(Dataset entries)
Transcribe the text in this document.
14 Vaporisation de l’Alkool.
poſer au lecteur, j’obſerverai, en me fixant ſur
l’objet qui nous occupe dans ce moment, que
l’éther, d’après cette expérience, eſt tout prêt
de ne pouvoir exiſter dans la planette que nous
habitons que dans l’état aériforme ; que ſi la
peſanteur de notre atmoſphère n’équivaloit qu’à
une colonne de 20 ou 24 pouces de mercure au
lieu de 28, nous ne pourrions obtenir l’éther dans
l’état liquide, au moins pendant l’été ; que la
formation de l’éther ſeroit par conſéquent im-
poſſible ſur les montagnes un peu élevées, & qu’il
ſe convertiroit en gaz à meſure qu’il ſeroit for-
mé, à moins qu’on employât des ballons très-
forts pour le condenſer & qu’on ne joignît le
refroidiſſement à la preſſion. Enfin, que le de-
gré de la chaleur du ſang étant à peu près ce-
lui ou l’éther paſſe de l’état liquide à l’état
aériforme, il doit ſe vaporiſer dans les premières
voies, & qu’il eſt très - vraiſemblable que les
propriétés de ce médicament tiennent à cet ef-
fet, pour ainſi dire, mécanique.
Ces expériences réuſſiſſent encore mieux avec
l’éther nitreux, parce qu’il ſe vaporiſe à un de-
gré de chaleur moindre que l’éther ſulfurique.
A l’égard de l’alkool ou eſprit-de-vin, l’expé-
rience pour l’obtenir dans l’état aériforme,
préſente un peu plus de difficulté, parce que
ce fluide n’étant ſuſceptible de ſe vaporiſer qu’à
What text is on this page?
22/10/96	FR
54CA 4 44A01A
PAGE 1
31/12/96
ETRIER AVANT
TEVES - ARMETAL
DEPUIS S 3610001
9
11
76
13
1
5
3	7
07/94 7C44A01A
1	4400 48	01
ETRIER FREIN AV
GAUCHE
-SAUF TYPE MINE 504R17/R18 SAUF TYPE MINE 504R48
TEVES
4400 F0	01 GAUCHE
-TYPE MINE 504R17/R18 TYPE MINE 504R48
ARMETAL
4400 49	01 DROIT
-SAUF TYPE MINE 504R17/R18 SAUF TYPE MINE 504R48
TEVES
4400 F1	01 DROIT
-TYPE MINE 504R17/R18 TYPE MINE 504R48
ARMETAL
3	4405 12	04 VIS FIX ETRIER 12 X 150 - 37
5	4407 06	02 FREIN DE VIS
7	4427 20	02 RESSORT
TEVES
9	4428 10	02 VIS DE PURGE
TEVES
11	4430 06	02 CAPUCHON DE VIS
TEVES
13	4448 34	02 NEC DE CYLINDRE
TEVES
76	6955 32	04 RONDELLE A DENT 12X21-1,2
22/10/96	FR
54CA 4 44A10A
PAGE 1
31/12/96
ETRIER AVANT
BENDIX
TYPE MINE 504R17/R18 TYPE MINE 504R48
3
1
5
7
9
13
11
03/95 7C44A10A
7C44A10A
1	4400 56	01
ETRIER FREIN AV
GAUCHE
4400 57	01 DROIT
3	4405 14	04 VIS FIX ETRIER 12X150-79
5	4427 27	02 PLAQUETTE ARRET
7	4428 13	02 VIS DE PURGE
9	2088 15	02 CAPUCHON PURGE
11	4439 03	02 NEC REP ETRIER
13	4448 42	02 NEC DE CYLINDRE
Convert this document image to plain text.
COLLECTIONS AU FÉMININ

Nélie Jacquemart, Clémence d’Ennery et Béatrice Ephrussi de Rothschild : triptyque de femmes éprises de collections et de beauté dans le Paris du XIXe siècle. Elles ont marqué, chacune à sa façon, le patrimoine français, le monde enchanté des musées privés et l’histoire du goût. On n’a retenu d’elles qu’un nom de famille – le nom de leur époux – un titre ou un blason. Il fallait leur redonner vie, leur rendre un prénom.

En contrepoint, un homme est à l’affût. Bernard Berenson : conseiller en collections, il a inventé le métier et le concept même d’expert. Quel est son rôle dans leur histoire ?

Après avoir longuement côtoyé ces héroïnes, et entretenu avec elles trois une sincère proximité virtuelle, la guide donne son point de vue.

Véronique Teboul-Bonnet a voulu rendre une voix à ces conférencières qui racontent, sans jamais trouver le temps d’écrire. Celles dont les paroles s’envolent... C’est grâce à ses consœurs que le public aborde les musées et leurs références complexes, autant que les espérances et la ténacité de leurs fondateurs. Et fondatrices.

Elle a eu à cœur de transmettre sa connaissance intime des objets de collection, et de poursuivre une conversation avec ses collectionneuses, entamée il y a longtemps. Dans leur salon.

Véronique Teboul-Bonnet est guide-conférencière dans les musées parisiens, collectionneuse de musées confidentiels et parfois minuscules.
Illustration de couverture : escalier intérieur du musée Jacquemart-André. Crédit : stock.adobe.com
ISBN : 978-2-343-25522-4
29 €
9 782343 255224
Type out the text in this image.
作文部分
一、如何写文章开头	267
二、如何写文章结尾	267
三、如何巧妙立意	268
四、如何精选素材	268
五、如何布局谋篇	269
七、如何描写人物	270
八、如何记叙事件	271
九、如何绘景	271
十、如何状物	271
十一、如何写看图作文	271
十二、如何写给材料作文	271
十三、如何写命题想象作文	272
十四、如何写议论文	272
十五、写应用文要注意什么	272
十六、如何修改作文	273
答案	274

**TASK BRIEF**
Repeat every line of the material exactly as given.

**THE REPLY**
Transcribe the text in this document.
14 Vaporisation de l’Alkool.
poſer au lecteur, j’obſerverai, en me fixant ſur
l’objet qui nous occupe dans ce moment, que
l’éther, d’après cette expérience, eſt tout prêt
de ne pouvoir exiſter dans la planette que nous
habitons que dans l’état aériforme ; que ſi la
peſanteur de notre atmoſphère n’équivaloit qu’à
une colonne de 20 ou 24 pouces de mercure au
lieu de 28, nous ne pourrions obtenir l’éther dans
l’état liquide, au moins pendant l’été ; que la
formation de l’éther ſeroit par conſéquent im-
poſſible ſur les montagnes un peu élevées, & qu’il
ſe convertiroit en gaz à meſure qu’il ſeroit for-
mé, à moins qu’on employât des ballons très-
forts pour le condenſer & qu’on ne joignît le
refroidiſſement à la preſſion. Enfin, que le de-
gré de la chaleur du ſang étant à peu près ce-
lui ou l’éther paſſe de l’état liquide à l’état
aériforme, il doit ſe vaporiſer dans les premières
voies, & qu’il eſt très - vraiſemblable que les
propriétés de ce médicament tiennent à cet ef-
fet, pour ainſi dire, mécanique.
Ces expériences réuſſiſſent encore mieux avec
l’éther nitreux, parce qu’il ſe vaporiſe à un de-
gré de chaleur moindre que l’éther ſulfurique.
A l’égard de l’alkool ou eſprit-de-vin, l’expé-
rience pour l’obtenir dans l’état aériforme,
préſente un peu plus de difficulté, parce que
ce fluide n’étant ſuſceptible de ſe vaporiſer qu’à
What text is on this page?
22/10/96	FR
54CA 4 44A01A
PAGE 1
31/12/96
ETRIER AVANT
TEVES - ARMETAL
DEPUIS S 3610001
9
11
76
13
1
5
3	7
07/94 7C44A01A
1	4400 48	01
ETRIER FREIN AV
GAUCHE
-SAUF TYPE MINE 504R17/R18 SAUF TYPE MINE 504R48
TEVES
4400 F0	01 GAUCHE
-TYPE MINE 504R17/R18 TYPE MINE 504R48
ARMETAL
4400 49	01 DROIT
-SAUF TYPE MINE 504R17/R18 SAUF TYPE MINE 504R48
TEVES
4400 F1	01 DROIT
-TYPE MINE 504R17/R18 TYPE MINE 504R48
ARMETAL
3	4405 12	04 VIS FIX ETRIER 12 X 150 - 37
5	4407 06	02 FREIN DE VIS
7	4427 20	02 RESSORT
TEVES
9	4428 10	02 VIS DE PURGE
TEVES
11	4430 06	02 CAPUCHON DE VIS
TEVES
13	4448 34	02 NEC DE CYLINDRE
TEVES
76	6955 32	04 RONDELLE A DENT 12X21-1,2
22/10/96	FR
54CA 4 44A10A
PAGE 1
31/12/96
ETRIER AVANT
BENDIX
TYPE MINE 504R17/R18 TYPE MINE 504R48
3
1
5
7
9
13
11
03/95 7C44A10A
7C44A10A
1	4400 56	01
ETRIER FREIN AV
GAUCHE
4400 57	01 DROIT
3	4405 14	04 VIS FIX ETRIER 12X150-79
5	4427 27	02 PLAQUETTE ARRET
7	4428 13	02 VIS DE PURGE
9	2088 15	02 CAPUCHON PURGE
11	4439 03	02 NEC REP ETRIER
13	4448 42	02 NEC DE CYLINDRE
Convert this document image to plain text.
COLLECTIONS AU FÉMININ

Nélie Jacquemart, Clémence d’Ennery et Béatrice Ephrussi de Rothschild : triptyque de femmes éprises de collections et de beauté dans le Paris du XIXe siècle. Elles ont marqué, chacune à sa façon, le patrimoine français, le monde enchanté des musées privés et l’histoire du goût. On n’a retenu d’elles qu’un nom de famille – le nom de leur époux – un titre ou un blason. Il fallait leur redonner vie, leur rendre un prénom.

En contrepoint, un homme est à l’affût. Bernard Berenson : conseiller en collections, il a inventé le métier et le concept même d’expert. Quel est son rôle dans leur histoire ?

Après avoir longuement côtoyé ces héroïnes, et entretenu avec elles trois une sincère proximité virtuelle, la guide donne son point de vue.

Véronique Teboul-Bonnet a voulu rendre une voix à ces conférencières qui racontent, sans jamais trouver le temps d’écrire. Celles dont les paroles s’envolent... C’est grâce à ses consœurs que le public aborde les musées et leurs références complexes, autant que les espérances et la ténacité de leurs fondateurs. Et fondatrices.

Elle a eu à cœur de transmettre sa connaissance intime des objets de collection, et de poursuivre une conversation avec ses collectionneuses, entamée il y a longtemps. Dans leur salon.

Véronique Teboul-Bonnet est guide-conférencière dans les musées parisiens, collectionneuse de musées confidentiels et parfois minuscules.
Illustration de couverture : escalier intérieur du musée Jacquemart-André. Crédit : stock.adobe.com
ISBN : 978-2-343-25522-4
29 €
9 782343 255224
Type out the text in this image.
作文部分
一、如何写文章开头	267
二、如何写文章结尾	267
三、如何巧妙立意	268
四、如何精选素材	268
五、如何布局谋篇	269
七、如何描写人物	270
八、如何记叙事件	271
九、如何绘景	271
十、如何状物	271
十一、如何写看图作文	271
十二、如何写给材料作文	271
十三、如何写命题想象作文	272
十四、如何写议论文	272
十五、写应用文要注意什么	272
十六、如何修改作文	273
答案	274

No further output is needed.